-- start of Records provided --

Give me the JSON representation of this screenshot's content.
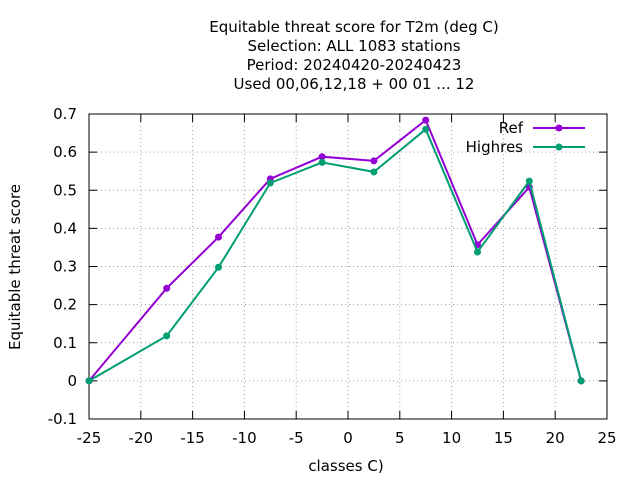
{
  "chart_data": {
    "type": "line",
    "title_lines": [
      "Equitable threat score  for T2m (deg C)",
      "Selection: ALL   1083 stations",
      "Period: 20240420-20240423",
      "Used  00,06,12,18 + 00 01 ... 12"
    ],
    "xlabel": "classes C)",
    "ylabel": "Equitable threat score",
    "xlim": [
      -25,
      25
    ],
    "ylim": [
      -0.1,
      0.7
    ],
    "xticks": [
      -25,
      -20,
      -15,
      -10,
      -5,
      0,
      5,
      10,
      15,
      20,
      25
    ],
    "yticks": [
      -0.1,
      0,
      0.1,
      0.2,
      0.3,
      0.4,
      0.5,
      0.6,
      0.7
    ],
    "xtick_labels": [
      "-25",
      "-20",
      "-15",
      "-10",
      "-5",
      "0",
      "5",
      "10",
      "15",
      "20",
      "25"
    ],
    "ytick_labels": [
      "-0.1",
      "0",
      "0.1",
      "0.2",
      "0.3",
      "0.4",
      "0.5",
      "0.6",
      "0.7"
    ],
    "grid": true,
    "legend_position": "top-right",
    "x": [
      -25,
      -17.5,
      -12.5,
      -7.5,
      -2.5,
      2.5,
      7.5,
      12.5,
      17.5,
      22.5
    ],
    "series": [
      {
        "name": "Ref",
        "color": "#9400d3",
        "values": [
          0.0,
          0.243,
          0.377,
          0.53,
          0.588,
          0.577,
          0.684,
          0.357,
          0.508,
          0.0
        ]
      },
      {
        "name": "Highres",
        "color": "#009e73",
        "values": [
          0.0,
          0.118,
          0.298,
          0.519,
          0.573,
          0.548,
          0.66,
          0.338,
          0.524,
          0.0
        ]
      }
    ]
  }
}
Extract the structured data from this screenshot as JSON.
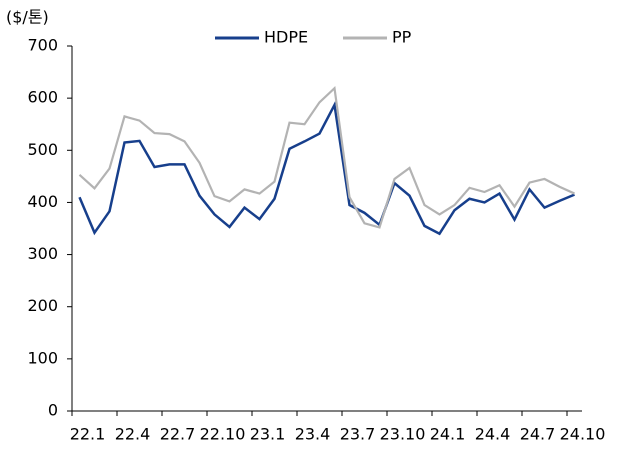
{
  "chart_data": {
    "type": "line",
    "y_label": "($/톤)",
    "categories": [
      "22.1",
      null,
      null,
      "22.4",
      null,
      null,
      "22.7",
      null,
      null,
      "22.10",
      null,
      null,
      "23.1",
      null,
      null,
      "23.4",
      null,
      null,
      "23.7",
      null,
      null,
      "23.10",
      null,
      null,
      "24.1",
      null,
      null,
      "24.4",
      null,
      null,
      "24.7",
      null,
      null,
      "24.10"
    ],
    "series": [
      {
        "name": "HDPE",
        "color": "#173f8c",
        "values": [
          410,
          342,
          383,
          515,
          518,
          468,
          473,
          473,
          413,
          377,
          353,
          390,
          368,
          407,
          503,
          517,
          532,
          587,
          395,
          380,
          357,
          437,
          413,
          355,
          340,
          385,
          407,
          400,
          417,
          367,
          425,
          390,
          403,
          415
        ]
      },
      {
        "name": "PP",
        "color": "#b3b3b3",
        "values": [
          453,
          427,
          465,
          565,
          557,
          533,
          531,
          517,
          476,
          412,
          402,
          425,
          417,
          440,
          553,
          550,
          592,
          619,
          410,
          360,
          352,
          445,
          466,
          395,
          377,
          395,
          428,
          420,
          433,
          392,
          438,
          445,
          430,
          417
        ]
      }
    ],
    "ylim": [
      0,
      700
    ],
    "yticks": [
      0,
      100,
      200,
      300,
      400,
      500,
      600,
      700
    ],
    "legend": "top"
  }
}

-- end of Records provided --
-- start of Records provided --

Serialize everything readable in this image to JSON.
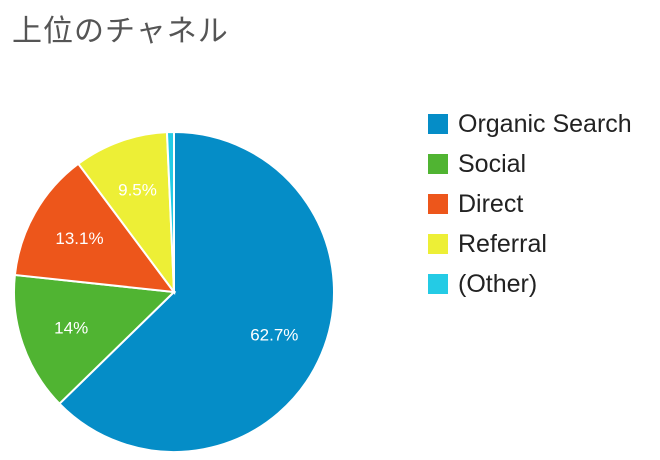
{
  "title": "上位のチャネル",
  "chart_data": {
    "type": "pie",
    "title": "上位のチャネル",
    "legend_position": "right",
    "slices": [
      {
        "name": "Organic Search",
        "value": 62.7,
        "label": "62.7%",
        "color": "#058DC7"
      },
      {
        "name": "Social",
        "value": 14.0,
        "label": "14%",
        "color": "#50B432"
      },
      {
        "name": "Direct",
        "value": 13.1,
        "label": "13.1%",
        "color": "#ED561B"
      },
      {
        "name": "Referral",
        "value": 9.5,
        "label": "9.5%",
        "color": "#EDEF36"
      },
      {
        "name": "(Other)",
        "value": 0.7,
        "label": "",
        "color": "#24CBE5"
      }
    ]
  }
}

-- end of Records provided --

§ **Task objective**
Copy all lines from the entries that contain the word "right".

§ **Output of the exercise**
    "legend_position": "top-right",
    "legend_position": "right",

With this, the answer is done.